#### PASSAGE
Overview
GordianKnot can be personalised to ensure differing securitySpaces. The personalisation is achieved via a SecurityPhrase which is processed
via a set of digests to produce two 512-bit arrays (I and IV) which are then utilised in the various algorithms.
I is often split into 16 integers written as I1 through I16. Similarly
IV is often split into 4 128-bit arrays written as IV1 through IV4
Sample
/* Access factory using security phrase */
final char[] mySecurityPhrase = ...
final GordianFactory myBaseFactory = GordianGenerator.createFactory(mySecurityPhrase);
Generation
The personalisation algorithm is as follows.
- Initialise I and IV to all zeroes
- Create an array of all available digests that have an output length of 512-bits.
- Initialise all digests with a constant value followed by the security phrase
- Finish all digests, creating an array R of the hashResults and xor each of
these hashes into I
- Loop for 2K iterations.
- Update each digest with ALL the elements of R
- Finish each digest, updating its hash in R and xor-ing into I
- Repeat above loop for 2K iterations, xor-ing results into IV instead of I.
- Update each digest with ALL the elements of R
- Finish each digest, updating its hash in R and xor-ing into I
Seeded Random
Several algorithms in GordianKnot require selection of various algorithms in a deterministic fashion based
on a 4-byte seed S. This is performed by creating a 6-byte seed from the combination of the 4-byte seed and
one of the In values, specific to the algorithm. This 6-byte seed in used to instantiate an instance of
the deterministic Random class and algorithm selection is performed via this seeded Random instance.

#### DATASET
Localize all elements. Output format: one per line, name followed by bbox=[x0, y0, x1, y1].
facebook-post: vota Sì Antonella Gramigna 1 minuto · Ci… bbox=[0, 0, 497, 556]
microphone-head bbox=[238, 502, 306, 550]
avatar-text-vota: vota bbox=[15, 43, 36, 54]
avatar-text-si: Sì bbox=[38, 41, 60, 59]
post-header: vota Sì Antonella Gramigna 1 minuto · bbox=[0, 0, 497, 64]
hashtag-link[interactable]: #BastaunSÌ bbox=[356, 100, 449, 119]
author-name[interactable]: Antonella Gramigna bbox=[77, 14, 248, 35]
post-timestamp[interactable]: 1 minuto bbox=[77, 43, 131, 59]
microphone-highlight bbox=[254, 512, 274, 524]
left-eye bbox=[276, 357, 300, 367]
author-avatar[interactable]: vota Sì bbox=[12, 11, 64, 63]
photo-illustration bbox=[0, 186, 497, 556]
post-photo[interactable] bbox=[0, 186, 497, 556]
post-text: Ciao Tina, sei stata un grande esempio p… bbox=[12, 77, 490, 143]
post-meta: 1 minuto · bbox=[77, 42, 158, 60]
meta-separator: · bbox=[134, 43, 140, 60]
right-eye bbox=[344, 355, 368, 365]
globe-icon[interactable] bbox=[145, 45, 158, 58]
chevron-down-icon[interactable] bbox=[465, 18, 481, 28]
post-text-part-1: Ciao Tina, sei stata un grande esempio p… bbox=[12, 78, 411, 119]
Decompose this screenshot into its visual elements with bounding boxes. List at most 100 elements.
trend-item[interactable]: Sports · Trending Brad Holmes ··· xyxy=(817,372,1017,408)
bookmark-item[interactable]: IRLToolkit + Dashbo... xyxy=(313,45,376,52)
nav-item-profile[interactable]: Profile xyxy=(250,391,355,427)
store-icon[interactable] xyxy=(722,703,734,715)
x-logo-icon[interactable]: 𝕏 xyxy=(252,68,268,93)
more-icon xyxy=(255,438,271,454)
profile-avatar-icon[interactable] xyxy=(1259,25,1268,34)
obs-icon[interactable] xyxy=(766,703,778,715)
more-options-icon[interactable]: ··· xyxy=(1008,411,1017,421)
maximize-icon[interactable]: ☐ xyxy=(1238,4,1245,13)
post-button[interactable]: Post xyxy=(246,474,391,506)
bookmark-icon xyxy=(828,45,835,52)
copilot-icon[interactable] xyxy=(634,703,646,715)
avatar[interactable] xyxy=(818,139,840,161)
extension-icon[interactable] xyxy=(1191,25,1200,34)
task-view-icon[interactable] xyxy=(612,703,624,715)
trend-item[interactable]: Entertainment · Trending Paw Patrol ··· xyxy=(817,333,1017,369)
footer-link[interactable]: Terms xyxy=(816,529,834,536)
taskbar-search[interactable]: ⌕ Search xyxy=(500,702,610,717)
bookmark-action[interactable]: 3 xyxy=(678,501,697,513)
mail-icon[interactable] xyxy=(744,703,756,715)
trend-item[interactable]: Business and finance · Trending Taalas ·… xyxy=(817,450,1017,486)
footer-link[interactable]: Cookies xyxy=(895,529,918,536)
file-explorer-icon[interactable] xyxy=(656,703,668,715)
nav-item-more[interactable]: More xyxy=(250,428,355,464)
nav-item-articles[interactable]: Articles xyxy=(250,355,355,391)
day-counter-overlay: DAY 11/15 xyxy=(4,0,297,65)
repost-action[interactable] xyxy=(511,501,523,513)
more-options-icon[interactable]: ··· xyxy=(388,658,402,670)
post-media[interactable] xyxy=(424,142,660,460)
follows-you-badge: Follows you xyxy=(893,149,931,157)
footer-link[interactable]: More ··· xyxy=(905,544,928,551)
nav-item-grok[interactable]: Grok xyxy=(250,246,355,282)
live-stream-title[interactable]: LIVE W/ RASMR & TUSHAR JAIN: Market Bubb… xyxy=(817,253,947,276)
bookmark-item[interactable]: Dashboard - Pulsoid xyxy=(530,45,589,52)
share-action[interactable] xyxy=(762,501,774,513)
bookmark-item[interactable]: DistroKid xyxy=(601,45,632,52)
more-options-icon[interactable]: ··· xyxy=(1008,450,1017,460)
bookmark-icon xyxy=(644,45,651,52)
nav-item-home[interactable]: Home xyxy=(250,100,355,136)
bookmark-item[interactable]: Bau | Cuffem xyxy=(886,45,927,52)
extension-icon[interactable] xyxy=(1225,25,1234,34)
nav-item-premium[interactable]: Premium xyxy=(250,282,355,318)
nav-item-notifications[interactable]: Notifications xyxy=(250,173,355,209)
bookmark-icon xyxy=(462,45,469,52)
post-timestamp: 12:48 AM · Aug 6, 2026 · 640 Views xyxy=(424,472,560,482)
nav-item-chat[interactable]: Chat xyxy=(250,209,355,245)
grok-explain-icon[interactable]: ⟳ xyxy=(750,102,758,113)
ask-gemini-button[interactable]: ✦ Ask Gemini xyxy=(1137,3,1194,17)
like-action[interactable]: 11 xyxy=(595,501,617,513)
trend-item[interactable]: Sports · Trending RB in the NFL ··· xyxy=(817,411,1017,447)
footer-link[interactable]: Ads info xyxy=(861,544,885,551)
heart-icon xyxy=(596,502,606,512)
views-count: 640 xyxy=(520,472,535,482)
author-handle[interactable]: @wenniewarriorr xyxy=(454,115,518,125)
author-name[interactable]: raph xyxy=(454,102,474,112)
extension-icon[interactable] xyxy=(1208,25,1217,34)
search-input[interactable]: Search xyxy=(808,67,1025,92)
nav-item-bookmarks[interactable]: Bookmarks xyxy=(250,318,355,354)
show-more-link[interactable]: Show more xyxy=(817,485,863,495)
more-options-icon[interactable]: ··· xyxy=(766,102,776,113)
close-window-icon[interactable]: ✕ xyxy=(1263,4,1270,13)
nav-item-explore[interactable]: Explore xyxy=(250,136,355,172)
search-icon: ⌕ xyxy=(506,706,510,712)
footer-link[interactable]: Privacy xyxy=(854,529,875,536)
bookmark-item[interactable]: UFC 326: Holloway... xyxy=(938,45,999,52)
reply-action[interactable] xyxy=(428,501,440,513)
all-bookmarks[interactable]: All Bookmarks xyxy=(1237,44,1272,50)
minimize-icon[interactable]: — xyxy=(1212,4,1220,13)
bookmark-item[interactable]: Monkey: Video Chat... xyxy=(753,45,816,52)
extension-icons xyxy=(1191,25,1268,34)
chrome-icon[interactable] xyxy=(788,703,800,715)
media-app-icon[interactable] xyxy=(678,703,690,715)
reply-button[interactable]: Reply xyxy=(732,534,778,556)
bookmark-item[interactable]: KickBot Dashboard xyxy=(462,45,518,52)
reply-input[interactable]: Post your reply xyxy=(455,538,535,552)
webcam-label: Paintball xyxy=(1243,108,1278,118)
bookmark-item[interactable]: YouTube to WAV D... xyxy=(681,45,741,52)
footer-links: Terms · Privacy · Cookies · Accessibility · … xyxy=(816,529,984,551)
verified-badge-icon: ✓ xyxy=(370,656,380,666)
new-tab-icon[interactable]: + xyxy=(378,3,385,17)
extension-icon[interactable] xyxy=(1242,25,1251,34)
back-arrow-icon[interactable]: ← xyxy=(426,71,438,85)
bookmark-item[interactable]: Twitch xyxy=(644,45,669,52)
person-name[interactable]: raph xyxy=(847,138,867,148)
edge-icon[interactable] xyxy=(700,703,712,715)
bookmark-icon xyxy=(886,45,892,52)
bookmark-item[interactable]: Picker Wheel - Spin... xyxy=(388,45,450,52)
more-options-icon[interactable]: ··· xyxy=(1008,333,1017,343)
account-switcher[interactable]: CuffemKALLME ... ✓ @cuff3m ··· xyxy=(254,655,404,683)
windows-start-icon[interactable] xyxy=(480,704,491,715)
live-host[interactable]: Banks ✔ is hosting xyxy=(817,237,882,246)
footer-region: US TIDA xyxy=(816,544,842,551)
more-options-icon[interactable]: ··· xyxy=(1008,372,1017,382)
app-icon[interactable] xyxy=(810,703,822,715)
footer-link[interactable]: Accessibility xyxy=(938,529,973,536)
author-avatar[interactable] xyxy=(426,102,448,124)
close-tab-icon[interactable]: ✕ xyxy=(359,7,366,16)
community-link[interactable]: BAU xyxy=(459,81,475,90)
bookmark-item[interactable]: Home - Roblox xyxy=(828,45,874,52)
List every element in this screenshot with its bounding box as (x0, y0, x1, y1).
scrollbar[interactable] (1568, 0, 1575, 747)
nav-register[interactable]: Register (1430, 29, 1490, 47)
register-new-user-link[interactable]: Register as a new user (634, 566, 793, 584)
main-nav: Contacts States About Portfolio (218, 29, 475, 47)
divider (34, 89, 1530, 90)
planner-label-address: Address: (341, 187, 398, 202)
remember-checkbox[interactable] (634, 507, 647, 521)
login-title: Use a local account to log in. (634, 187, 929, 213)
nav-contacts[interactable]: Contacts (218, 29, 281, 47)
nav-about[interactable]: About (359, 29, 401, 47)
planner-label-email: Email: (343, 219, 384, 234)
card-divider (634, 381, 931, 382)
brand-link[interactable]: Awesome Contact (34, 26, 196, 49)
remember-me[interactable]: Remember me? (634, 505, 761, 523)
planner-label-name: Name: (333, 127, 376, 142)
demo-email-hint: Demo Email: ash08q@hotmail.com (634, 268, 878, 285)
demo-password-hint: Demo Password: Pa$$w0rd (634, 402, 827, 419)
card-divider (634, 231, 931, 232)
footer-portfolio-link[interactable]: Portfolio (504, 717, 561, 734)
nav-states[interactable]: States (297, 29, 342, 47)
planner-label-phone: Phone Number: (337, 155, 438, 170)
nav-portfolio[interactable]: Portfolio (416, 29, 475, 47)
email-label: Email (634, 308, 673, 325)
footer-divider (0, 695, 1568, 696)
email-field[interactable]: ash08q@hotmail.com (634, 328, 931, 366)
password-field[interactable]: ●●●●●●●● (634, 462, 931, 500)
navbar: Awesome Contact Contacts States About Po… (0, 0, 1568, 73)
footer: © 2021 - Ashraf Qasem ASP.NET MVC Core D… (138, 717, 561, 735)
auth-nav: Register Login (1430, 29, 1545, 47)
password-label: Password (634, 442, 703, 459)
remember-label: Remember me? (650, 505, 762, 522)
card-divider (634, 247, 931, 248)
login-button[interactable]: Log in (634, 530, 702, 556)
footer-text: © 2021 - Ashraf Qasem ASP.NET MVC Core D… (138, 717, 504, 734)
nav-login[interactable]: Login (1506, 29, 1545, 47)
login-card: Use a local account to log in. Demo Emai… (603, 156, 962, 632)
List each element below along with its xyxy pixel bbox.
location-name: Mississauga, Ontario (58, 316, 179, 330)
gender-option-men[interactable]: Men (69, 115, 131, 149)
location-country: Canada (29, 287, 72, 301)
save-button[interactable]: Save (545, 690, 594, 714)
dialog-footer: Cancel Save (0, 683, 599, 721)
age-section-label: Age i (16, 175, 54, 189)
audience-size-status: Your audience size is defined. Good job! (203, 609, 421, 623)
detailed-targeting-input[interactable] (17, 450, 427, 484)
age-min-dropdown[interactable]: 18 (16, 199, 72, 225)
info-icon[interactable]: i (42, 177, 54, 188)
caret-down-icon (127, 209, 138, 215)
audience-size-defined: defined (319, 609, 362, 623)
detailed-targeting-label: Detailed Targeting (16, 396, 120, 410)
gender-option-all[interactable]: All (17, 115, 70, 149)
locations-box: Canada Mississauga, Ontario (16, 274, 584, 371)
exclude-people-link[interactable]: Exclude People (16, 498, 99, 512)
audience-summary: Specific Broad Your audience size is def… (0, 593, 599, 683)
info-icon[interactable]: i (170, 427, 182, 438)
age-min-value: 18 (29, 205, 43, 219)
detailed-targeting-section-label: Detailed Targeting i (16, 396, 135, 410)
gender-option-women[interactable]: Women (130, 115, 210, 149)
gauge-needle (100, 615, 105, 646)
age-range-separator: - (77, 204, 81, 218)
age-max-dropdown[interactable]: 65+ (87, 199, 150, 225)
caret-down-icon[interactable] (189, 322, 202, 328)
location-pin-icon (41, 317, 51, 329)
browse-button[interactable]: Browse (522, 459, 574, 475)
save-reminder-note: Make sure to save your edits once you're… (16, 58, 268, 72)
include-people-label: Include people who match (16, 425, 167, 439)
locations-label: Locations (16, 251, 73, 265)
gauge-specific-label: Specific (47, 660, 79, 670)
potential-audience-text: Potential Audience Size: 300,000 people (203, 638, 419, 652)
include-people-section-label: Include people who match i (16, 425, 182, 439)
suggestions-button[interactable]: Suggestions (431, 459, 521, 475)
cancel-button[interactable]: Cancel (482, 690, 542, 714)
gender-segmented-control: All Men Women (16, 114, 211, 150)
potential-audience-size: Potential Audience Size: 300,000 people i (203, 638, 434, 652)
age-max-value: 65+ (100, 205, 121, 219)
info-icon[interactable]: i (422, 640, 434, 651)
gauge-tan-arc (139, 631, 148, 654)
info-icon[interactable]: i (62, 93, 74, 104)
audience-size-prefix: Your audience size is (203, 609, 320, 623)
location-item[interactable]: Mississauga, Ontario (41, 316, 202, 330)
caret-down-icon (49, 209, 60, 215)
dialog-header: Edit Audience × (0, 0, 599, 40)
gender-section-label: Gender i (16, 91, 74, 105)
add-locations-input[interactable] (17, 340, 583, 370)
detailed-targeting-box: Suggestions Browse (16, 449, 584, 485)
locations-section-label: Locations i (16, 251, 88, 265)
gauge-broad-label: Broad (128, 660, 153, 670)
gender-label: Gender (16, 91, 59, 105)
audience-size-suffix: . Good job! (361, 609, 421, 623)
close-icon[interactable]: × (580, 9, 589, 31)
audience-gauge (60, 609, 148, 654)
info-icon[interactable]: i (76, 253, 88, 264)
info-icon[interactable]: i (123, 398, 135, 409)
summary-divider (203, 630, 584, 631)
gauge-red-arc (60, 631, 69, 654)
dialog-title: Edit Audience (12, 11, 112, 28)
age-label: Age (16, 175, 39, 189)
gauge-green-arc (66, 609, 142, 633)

#### TASK DETAILS
Reproduce the full GordianKnot text above, word for word, with nothing left out or changed.

#### TASK ANSWER
Overview
GordianKnot can be personalised to ensure differing securitySpaces. The personalisation is achieved via a SecurityPhrase which is processed
via a set of digests to produce two 512-bit arrays (I and IV) which are then utilised in the various algorithms.
I is often split into 16 integers written as I1 through I16. Similarly
IV is often split into 4 128-bit arrays written as IV1 through IV4
Sample
/* Access factory using security phrase */
final char[] mySecurityPhrase = ...
final GordianFactory myBaseFactory = GordianGenerator.createFactory(mySecurityPhrase);
Generation
The personalisation algorithm is as follows.
- Initialise I and IV to all zeroes
- Create an array of all available digests that have an output length of 512-bits.
- Initialise all digests with a constant value followed by the security phrase
- Finish all digests, creating an array R of the hashResults and xor each of
these hashes into I
- Loop for 2K iterations.
- Update each digest with ALL the elements of R
- Finish each digest, updating its hash in R and xor-ing into I
- Repeat above loop for 2K iterations, xor-ing results into IV instead of I.
- Update each digest with ALL the elements of R
- Finish each digest, updating its hash in R and xor-ing into I
Seeded Random
Several algorithms in GordianKnot require selection of various algorithms in a deterministic fashion based
on a 4-byte seed S. This is performed by creating a 6-byte seed from the combination of the 4-byte seed and
one of the In values, specific to the algorithm. This 6-byte seed in used to instantiate an instance of
the deterministic Random class and algorithm selection is performed via this seeded Random instance.